--- BRIEF ---
Using the listing below, report all lines holding the word "this".
• • •
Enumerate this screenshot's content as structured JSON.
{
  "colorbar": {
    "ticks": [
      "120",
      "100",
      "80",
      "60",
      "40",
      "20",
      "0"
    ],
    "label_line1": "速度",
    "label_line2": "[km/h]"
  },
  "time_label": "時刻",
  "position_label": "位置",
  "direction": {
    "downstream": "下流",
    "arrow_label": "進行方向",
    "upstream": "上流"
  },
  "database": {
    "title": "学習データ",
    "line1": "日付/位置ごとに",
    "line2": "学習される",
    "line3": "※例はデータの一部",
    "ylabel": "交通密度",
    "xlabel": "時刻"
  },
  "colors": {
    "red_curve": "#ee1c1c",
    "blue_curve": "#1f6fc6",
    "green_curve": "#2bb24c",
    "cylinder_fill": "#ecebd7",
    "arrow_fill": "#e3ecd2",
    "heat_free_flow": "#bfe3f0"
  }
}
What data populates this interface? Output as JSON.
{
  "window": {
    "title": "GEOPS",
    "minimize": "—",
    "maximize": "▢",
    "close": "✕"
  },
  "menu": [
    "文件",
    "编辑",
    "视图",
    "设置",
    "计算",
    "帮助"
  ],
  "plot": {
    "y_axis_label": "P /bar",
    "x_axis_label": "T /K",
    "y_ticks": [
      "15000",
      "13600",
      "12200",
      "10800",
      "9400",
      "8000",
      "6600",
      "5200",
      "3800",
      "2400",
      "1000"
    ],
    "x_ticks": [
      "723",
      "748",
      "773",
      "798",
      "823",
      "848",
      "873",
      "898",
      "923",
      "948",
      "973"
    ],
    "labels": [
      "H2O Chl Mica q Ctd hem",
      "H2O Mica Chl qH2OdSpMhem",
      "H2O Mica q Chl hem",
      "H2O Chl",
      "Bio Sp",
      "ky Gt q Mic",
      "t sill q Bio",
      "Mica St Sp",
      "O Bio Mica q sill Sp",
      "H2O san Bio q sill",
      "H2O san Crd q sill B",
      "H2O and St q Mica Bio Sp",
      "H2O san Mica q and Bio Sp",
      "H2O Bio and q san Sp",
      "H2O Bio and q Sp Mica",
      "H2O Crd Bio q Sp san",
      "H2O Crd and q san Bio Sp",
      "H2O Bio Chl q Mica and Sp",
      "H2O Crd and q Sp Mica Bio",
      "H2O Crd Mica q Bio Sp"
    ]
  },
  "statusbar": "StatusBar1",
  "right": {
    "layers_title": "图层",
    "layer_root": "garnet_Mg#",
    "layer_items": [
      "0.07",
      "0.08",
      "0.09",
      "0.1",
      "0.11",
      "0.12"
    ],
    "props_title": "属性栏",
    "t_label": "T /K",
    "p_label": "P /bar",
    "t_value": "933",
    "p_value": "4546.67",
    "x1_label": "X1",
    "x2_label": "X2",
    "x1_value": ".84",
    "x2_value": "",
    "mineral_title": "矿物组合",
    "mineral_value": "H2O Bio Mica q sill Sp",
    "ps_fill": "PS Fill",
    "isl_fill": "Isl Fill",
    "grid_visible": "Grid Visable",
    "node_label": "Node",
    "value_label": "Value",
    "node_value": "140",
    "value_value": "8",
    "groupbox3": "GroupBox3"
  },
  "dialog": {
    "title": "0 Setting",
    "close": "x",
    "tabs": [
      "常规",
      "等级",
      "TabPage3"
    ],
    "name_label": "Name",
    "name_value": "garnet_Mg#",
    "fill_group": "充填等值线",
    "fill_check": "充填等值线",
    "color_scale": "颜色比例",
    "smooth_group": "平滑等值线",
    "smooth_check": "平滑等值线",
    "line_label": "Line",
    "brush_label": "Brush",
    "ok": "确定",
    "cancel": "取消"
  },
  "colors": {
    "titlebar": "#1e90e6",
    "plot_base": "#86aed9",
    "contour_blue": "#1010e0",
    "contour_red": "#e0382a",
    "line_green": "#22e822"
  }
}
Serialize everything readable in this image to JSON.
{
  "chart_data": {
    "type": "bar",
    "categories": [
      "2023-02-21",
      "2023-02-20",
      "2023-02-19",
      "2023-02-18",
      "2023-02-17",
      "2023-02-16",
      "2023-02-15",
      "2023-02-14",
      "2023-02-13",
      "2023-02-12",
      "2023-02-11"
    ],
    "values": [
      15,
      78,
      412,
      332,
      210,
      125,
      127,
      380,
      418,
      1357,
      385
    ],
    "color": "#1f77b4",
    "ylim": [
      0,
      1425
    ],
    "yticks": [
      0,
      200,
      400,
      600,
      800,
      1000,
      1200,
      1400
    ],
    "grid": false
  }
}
• • •
--- EXERCISE RESPONSE ---
Enumerate this screenshot's content as structured JSON.
What data populates this interface? Output as JSON.
Serialize everything readable in this image to JSON.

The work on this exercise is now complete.